EXERCISE A: Name every people that the post on early British history says invaded the British Isles in the mid 5th century.

SELECTED PASSAGE:
* * * * * * * * *
Post  mavezina on Thu Feb 24, 2011 11:20 am

17) Describe in detail the political situation in Britain leading up to the Norman Invasion and immediately after.
Morris, Lori. It’s a Long Story.
(p. 85-87) As you probably :p know, mid 5th century, the Saxons, the Jutes, the Angles and the Frisians invaded the British Isles and established seven kingdoms. (The list of more famous Old English kings includes Ethelbert who ruled in Kent in the early part of the Old English period, Egbert of Wessex who took over in 825 and his grandson Alfred, who came to power in 899). By the time Alfred ascended to the throne, a number of kingdoms had joined or been forcibly joined together, enough for Alfred's line of heirs to declare themselves to be kings of the English people.

Hence, some 400 years after the Germanic peoples had begun settling in the British Isles (455), the English nation was born. There were many wars during that 400 year period, wars between the kingdoms and a certain Christian influence from Rome which spread throughout the Isles. Thus, churches and schools spread, the Latin language again took more importance.
* * * * * * * * *
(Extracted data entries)
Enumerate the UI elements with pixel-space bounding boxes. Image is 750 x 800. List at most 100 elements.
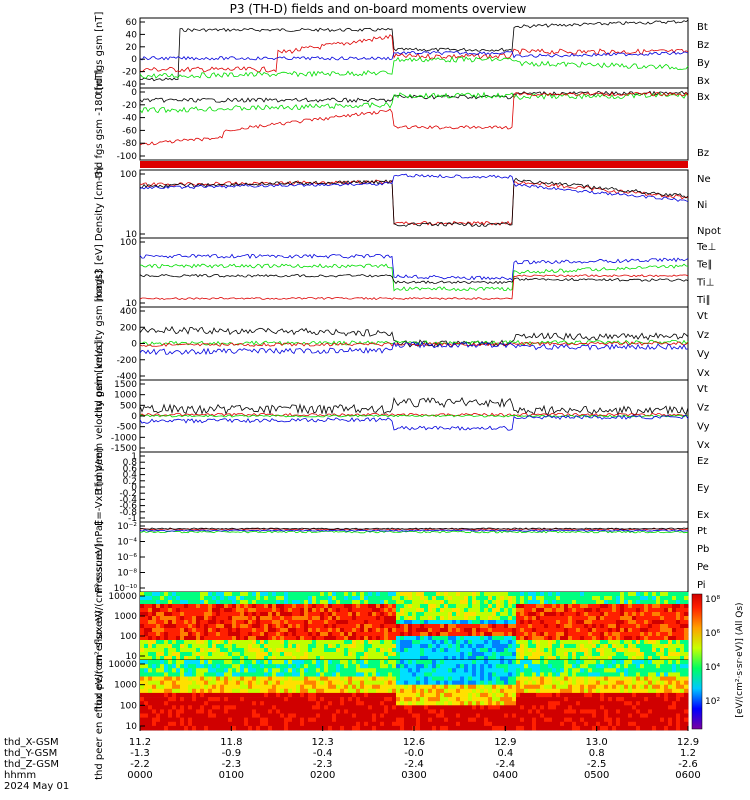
heatmap-cell: [592, 616, 597, 621]
heatmap-cell: [348, 636, 353, 641]
heatmap-cell: [644, 628, 649, 633]
heatmap-cell: [196, 620, 201, 625]
heatmap-cell: [536, 721, 541, 727]
heatmap-cell: [160, 664, 165, 669]
heatmap-cell: [504, 616, 509, 621]
heatmap-cell: [624, 620, 629, 625]
heatmap-cell: [176, 600, 181, 605]
heatmap-cell: [332, 697, 337, 702]
heatmap-cell: [220, 725, 225, 731]
heatmap-cell: [532, 616, 537, 621]
y-tick-label: 100: [120, 701, 137, 711]
heatmap-cell: [164, 713, 169, 718]
heatmap-cell: [152, 616, 157, 621]
heatmap-cell: [588, 604, 593, 609]
heatmap-cell: [212, 697, 217, 702]
heatmap-cell: [208, 660, 213, 665]
heatmap-cell: [664, 676, 669, 681]
heatmap-cell: [552, 713, 557, 718]
heatmap-cell: [412, 713, 417, 718]
heatmap-cell: [408, 652, 413, 657]
heatmap-cell: [380, 632, 385, 637]
heatmap-cell: [456, 600, 461, 605]
heatmap-cell: [488, 717, 493, 723]
heatmap-cell: [532, 701, 537, 706]
heatmap-cell: [432, 676, 437, 681]
heatmap-cell: [268, 612, 273, 617]
heatmap-cell: [172, 725, 177, 731]
heatmap-cell: [344, 656, 349, 661]
heatmap-cell: [664, 713, 669, 718]
heatmap-cell: [376, 684, 381, 690]
heatmap-cell: [376, 652, 381, 657]
heatmap-cell: [188, 660, 193, 665]
legend-blue: Ex: [697, 510, 709, 521]
heatmap-cell: [632, 672, 637, 677]
heatmap-cell: [440, 664, 445, 669]
heatmap-cell: [612, 612, 617, 617]
heatmap-cell: [484, 608, 489, 613]
heatmap-cell: [312, 636, 317, 641]
heatmap-cell: [208, 676, 213, 681]
heatmap-cell: [324, 632, 329, 637]
heatmap-cell: [616, 660, 621, 665]
heatmap-cell: [540, 636, 545, 641]
heatmap-cell: [544, 612, 549, 617]
heatmap-cell: [420, 596, 425, 601]
heatmap-cell: [672, 656, 677, 661]
heatmap-cell: [528, 648, 533, 653]
heatmap-cell: [336, 656, 341, 661]
heatmap-cell: [584, 717, 589, 723]
heatmap-cell: [324, 692, 329, 698]
heatmap-cell: [232, 600, 237, 605]
heatmap-cell: [456, 656, 461, 661]
heatmap-cell: [436, 725, 441, 731]
heatmap-cell: [284, 608, 289, 613]
heatmap-cell: [620, 672, 625, 677]
heatmap-cell: [588, 652, 593, 657]
heatmap-cell: [140, 656, 145, 661]
heatmap-cell: [504, 644, 509, 649]
heatmap-cell: [332, 680, 337, 686]
y-tick-label: -80: [122, 139, 137, 149]
heatmap-cell: [288, 624, 293, 629]
heatmap-cell: [644, 660, 649, 665]
heatmap-cell: [244, 692, 249, 698]
y-tick-label: -1: [128, 514, 137, 524]
heatmap-cell: [580, 684, 585, 690]
heatmap-cell: [476, 688, 481, 694]
heatmap-cell: [388, 705, 393, 710]
legend-black: Vt: [697, 384, 708, 395]
heatmap-cell: [460, 701, 465, 706]
heatmap-cell: [468, 672, 473, 677]
heatmap-cell: [472, 676, 477, 681]
heatmap-cell: [308, 632, 313, 637]
heatmap-cell: [616, 612, 621, 617]
heatmap-cell: [400, 688, 405, 694]
heatmap-cell: [420, 668, 425, 673]
heatmap-cell: [624, 725, 629, 731]
heatmap-cell: [556, 688, 561, 694]
heatmap-cell: [236, 612, 241, 617]
heatmap-cell: [516, 628, 521, 633]
heatmap-cell: [684, 648, 689, 653]
heatmap-cell: [240, 668, 245, 673]
heatmap-cell: [560, 628, 565, 633]
heatmap-cell: [268, 624, 273, 629]
heatmap-cell: [664, 624, 669, 629]
heatmap-cell: [480, 697, 485, 702]
heatmap-cell: [536, 664, 541, 669]
heatmap-cell: [424, 680, 429, 686]
heatmap-cell: [516, 592, 521, 597]
heatmap-cell: [552, 644, 557, 649]
heatmap-cell: [352, 709, 357, 714]
heatmap-cell: [152, 697, 157, 702]
heatmap-cell: [336, 684, 341, 690]
heatmap-cell: [216, 668, 221, 673]
heatmap-cell: [236, 684, 241, 690]
y-tick-label: 200: [120, 323, 137, 333]
heatmap-cell: [260, 672, 265, 677]
heatmap-cell: [140, 725, 145, 731]
heatmap-cell: [592, 717, 597, 723]
heatmap-cell: [388, 652, 393, 657]
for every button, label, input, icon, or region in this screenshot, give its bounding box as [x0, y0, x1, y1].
* * * * * * * * *
EXERCISE B: Recast part of the listing as a JSON list of strings, one string per line. Begin at the line that contains "heatmap-cell: [592, 616, 597, 621]" and stop after the line that contains "heatmap-cell: [624, 620, 629, 625]".

EXPECTED OUTPUT A: The Saxons, the Jutes, the Angles and the Frisians.

EXPECTED OUTPUT B:
[
  "heatmap-cell: [592, 616, 597, 621]",
  "heatmap-cell: [348, 636, 353, 641]",
  "heatmap-cell: [644, 628, 649, 633]",
  "heatmap-cell: [196, 620, 201, 625]",
  "heatmap-cell: [536, 721, 541, 727]",
  "heatmap-cell: [160, 664, 165, 669]",
  "heatmap-cell: [504, 616, 509, 621]",
  "heatmap-cell: [624, 620, 629, 625]"
]